[Task instructions] Word for word, quote all of the material, omitting the pictures.

[Exercise input]
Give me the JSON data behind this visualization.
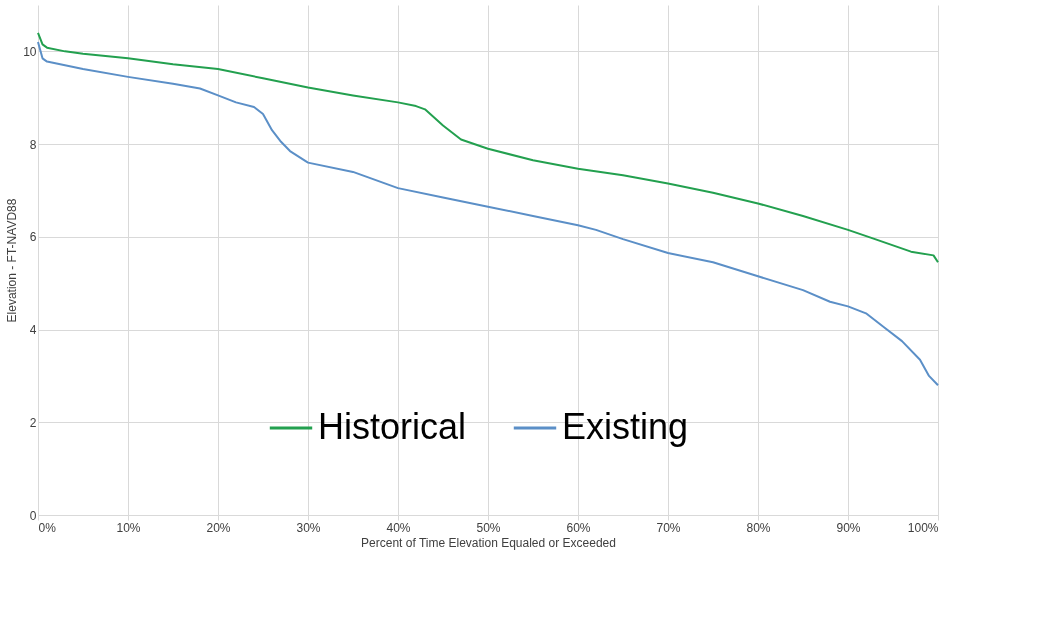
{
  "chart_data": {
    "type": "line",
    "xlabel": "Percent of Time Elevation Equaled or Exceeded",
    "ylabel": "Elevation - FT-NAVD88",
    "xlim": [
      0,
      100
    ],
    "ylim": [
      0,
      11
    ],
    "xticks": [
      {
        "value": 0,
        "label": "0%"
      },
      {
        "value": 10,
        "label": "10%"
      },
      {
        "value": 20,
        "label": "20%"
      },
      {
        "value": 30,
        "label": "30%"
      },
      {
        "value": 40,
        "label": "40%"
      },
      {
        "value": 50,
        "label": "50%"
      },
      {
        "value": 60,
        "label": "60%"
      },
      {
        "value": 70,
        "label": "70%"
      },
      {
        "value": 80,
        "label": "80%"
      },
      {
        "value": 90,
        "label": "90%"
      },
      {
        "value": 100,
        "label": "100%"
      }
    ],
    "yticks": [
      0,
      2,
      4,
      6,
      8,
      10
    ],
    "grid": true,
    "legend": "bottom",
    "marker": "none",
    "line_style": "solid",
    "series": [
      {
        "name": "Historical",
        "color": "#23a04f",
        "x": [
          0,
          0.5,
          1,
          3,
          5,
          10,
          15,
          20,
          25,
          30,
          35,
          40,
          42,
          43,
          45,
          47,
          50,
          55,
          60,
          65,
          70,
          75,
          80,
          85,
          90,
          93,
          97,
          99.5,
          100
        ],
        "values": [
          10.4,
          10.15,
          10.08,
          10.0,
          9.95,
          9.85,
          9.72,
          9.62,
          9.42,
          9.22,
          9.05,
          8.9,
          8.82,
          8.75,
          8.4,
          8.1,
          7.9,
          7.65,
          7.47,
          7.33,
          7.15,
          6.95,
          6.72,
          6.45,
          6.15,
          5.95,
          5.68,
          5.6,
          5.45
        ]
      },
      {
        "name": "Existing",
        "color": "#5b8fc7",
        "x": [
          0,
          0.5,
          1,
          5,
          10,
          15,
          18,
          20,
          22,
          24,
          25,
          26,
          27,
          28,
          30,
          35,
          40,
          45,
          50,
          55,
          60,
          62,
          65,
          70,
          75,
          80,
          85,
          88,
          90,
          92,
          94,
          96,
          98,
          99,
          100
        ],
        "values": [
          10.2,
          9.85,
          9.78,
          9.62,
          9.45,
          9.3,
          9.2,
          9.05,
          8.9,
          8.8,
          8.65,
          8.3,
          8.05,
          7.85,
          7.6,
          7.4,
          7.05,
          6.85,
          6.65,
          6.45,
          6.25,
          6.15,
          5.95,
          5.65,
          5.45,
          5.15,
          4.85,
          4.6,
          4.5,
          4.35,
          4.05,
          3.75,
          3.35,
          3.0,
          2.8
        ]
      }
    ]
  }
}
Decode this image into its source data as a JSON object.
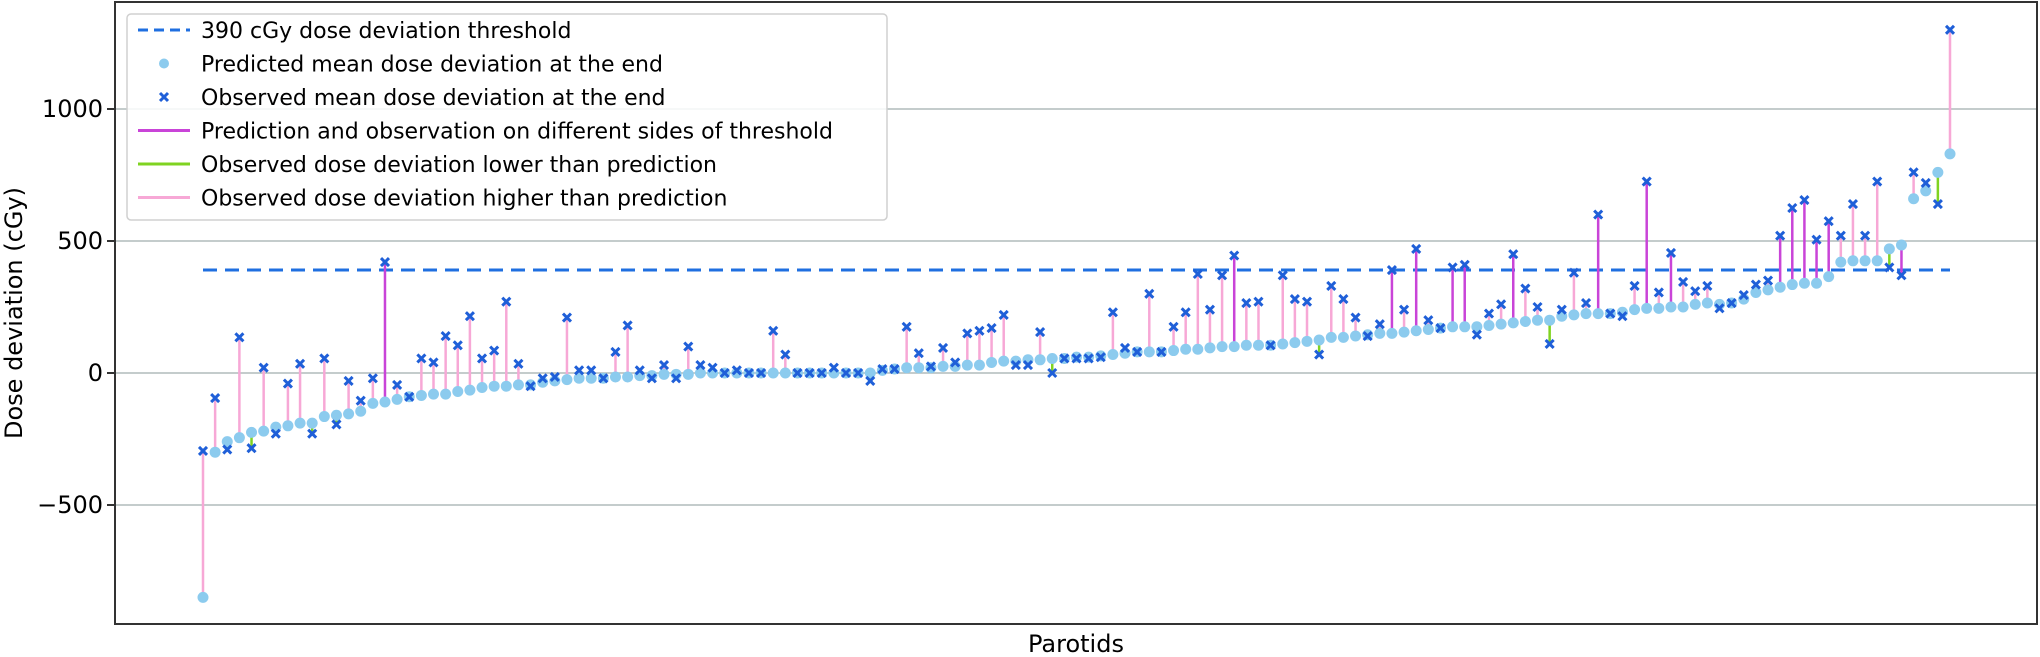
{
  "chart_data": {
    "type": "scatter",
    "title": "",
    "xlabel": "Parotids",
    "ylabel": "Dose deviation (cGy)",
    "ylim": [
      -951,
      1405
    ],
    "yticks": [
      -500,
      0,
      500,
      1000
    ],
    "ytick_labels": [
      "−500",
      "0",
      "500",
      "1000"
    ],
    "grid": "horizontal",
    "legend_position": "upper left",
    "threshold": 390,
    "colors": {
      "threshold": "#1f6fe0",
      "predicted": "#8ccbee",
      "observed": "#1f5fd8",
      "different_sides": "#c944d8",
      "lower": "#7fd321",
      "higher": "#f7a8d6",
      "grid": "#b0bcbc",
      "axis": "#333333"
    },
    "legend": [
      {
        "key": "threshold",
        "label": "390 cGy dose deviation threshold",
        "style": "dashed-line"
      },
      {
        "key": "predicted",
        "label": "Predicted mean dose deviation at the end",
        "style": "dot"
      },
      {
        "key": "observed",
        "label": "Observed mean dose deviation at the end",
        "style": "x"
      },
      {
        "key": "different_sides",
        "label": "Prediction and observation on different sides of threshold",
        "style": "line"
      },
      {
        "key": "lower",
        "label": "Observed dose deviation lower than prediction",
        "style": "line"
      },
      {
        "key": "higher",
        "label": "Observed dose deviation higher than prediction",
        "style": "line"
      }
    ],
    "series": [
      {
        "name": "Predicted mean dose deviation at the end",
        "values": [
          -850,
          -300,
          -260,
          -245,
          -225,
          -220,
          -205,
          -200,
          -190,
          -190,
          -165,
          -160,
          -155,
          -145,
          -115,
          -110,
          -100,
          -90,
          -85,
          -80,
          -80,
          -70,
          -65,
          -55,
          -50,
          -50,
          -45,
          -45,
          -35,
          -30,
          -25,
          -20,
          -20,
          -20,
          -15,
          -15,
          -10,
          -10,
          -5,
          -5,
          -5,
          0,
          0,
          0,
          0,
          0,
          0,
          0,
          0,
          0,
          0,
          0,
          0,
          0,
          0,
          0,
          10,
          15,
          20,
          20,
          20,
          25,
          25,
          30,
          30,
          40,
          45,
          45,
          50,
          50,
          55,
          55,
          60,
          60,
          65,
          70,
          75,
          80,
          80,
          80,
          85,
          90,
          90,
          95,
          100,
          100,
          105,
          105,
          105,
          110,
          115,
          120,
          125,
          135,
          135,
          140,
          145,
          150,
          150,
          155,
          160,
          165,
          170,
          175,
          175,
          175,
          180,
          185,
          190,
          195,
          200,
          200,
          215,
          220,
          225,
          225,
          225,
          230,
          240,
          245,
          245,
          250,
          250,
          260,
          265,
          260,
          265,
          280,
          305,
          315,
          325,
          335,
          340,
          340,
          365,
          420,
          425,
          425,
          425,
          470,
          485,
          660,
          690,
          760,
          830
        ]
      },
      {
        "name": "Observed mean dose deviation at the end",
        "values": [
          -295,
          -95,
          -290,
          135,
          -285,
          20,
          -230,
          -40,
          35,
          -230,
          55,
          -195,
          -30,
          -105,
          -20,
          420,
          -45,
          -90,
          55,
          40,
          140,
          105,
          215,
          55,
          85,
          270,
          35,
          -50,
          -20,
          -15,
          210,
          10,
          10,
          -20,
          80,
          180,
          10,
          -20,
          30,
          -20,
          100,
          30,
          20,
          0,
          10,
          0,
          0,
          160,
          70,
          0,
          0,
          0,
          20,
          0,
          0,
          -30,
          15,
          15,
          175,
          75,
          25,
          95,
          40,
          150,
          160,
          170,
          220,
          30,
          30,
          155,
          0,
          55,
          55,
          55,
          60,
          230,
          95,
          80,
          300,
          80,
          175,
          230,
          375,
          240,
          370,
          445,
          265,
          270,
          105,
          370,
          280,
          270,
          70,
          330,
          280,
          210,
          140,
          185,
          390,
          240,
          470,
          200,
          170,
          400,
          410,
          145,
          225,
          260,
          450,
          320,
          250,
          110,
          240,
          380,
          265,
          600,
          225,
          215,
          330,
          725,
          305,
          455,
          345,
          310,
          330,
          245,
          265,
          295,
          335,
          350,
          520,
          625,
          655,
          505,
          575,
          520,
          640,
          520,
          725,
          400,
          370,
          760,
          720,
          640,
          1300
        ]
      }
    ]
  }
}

[Worked answer]
Give me the JSON data behind this visualization.
{
  "chart_data": {
    "type": "line",
    "xlabel": "Percent of Time Elevation Equaled or Exceeded",
    "ylabel": "Elevation - FT-NAVD88",
    "xlim": [
      0,
      100
    ],
    "ylim": [
      0,
      11
    ],
    "xticks": [
      {
        "value": 0,
        "label": "0%"
      },
      {
        "value": 10,
        "label": "10%"
      },
      {
        "value": 20,
        "label": "20%"
      },
      {
        "value": 30,
        "label": "30%"
      },
      {
        "value": 40,
        "label": "40%"
      },
      {
        "value": 50,
        "label": "50%"
      },
      {
        "value": 60,
        "label": "60%"
      },
      {
        "value": 70,
        "label": "70%"
      },
      {
        "value": 80,
        "label": "80%"
      },
      {
        "value": 90,
        "label": "90%"
      },
      {
        "value": 100,
        "label": "100%"
      }
    ],
    "yticks": [
      0,
      2,
      4,
      6,
      8,
      10
    ],
    "grid": true,
    "legend": "bottom",
    "marker": "none",
    "line_style": "solid",
    "series": [
      {
        "name": "Historical",
        "color": "#23a04f",
        "x": [
          0,
          0.5,
          1,
          3,
          5,
          10,
          15,
          20,
          25,
          30,
          35,
          40,
          42,
          43,
          45,
          47,
          50,
          55,
          60,
          65,
          70,
          75,
          80,
          85,
          90,
          93,
          97,
          99.5,
          100
        ],
        "values": [
          10.4,
          10.15,
          10.08,
          10.0,
          9.95,
          9.85,
          9.72,
          9.62,
          9.42,
          9.22,
          9.05,
          8.9,
          8.82,
          8.75,
          8.4,
          8.1,
          7.9,
          7.65,
          7.47,
          7.33,
          7.15,
          6.95,
          6.72,
          6.45,
          6.15,
          5.95,
          5.68,
          5.6,
          5.45
        ]
      },
      {
        "name": "Existing",
        "color": "#5b8fc7",
        "x": [
          0,
          0.5,
          1,
          5,
          10,
          15,
          18,
          20,
          22,
          24,
          25,
          26,
          27,
          28,
          30,
          35,
          40,
          45,
          50,
          55,
          60,
          62,
          65,
          70,
          75,
          80,
          85,
          88,
          90,
          92,
          94,
          96,
          98,
          99,
          100
        ],
        "values": [
          10.2,
          9.85,
          9.78,
          9.62,
          9.45,
          9.3,
          9.2,
          9.05,
          8.9,
          8.8,
          8.65,
          8.3,
          8.05,
          7.85,
          7.6,
          7.4,
          7.05,
          6.85,
          6.65,
          6.45,
          6.25,
          6.15,
          5.95,
          5.65,
          5.45,
          5.15,
          4.85,
          4.6,
          4.5,
          4.35,
          4.05,
          3.75,
          3.35,
          3.0,
          2.8
        ]
      }
    ]
  }
}
Decode this image into its source data as a JSON object.
{
  "chart_data": {
    "type": "scatter",
    "title": "",
    "xlabel": "Parotids",
    "ylabel": "Dose deviation (cGy)",
    "ylim": [
      -951,
      1405
    ],
    "yticks": [
      -500,
      0,
      500,
      1000
    ],
    "ytick_labels": [
      "−500",
      "0",
      "500",
      "1000"
    ],
    "grid": "horizontal",
    "legend_position": "upper left",
    "threshold": 390,
    "colors": {
      "threshold": "#1f6fe0",
      "predicted": "#8ccbee",
      "observed": "#1f5fd8",
      "different_sides": "#c944d8",
      "lower": "#7fd321",
      "higher": "#f7a8d6",
      "grid": "#b0bcbc",
      "axis": "#333333"
    },
    "legend": [
      {
        "key": "threshold",
        "label": "390 cGy dose deviation threshold",
        "style": "dashed-line"
      },
      {
        "key": "predicted",
        "label": "Predicted mean dose deviation at the end",
        "style": "dot"
      },
      {
        "key": "observed",
        "label": "Observed mean dose deviation at the end",
        "style": "x"
      },
      {
        "key": "different_sides",
        "label": "Prediction and observation on different sides of threshold",
        "style": "line"
      },
      {
        "key": "lower",
        "label": "Observed dose deviation lower than prediction",
        "style": "line"
      },
      {
        "key": "higher",
        "label": "Observed dose deviation higher than prediction",
        "style": "line"
      }
    ],
    "series": [
      {
        "name": "Predicted mean dose deviation at the end",
        "values": [
          -850,
          -300,
          -260,
          -245,
          -225,
          -220,
          -205,
          -200,
          -190,
          -190,
          -165,
          -160,
          -155,
          -145,
          -115,
          -110,
          -100,
          -90,
          -85,
          -80,
          -80,
          -70,
          -65,
          -55,
          -50,
          -50,
          -45,
          -45,
          -35,
          -30,
          -25,
          -20,
          -20,
          -20,
          -15,
          -15,
          -10,
          -10,
          -5,
          -5,
          -5,
          0,
          0,
          0,
          0,
          0,
          0,
          0,
          0,
          0,
          0,
          0,
          0,
          0,
          0,
          0,
          10,
          15,
          20,
          20,
          20,
          25,
          25,
          30,
          30,
          40,
          45,
          45,
          50,
          50,
          55,
          55,
          60,
          60,
          65,
          70,
          75,
          80,
          80,
          80,
          85,
          90,
          90,
          95,
          100,
          100,
          105,
          105,
          105,
          110,
          115,
          120,
          125,
          135,
          135,
          140,
          145,
          150,
          150,
          155,
          160,
          165,
          170,
          175,
          175,
          175,
          180,
          185,
          190,
          195,
          200,
          200,
          215,
          220,
          225,
          225,
          225,
          230,
          240,
          245,
          245,
          250,
          250,
          260,
          265,
          260,
          265,
          280,
          305,
          315,
          325,
          335,
          340,
          340,
          365,
          420,
          425,
          425,
          425,
          470,
          485,
          660,
          690,
          760,
          830
        ]
      },
      {
        "name": "Observed mean dose deviation at the end",
        "values": [
          -295,
          -95,
          -290,
          135,
          -285,
          20,
          -230,
          -40,
          35,
          -230,
          55,
          -195,
          -30,
          -105,
          -20,
          420,
          -45,
          -90,
          55,
          40,
          140,
          105,
          215,
          55,
          85,
          270,
          35,
          -50,
          -20,
          -15,
          210,
          10,
          10,
          -20,
          80,
          180,
          10,
          -20,
          30,
          -20,
          100,
          30,
          20,
          0,
          10,
          0,
          0,
          160,
          70,
          0,
          0,
          0,
          20,
          0,
          0,
          -30,
          15,
          15,
          175,
          75,
          25,
          95,
          40,
          150,
          160,
          170,
          220,
          30,
          30,
          155,
          0,
          55,
          55,
          55,
          60,
          230,
          95,
          80,
          300,
          80,
          175,
          230,
          375,
          240,
          370,
          445,
          265,
          270,
          105,
          370,
          280,
          270,
          70,
          330,
          280,
          210,
          140,
          185,
          390,
          240,
          470,
          200,
          170,
          400,
          410,
          145,
          225,
          260,
          450,
          320,
          250,
          110,
          240,
          380,
          265,
          600,
          225,
          215,
          330,
          725,
          305,
          455,
          345,
          310,
          330,
          245,
          265,
          295,
          335,
          350,
          520,
          625,
          655,
          505,
          575,
          520,
          640,
          520,
          725,
          400,
          370,
          760,
          720,
          640,
          1300
        ]
      }
    ]
  }
}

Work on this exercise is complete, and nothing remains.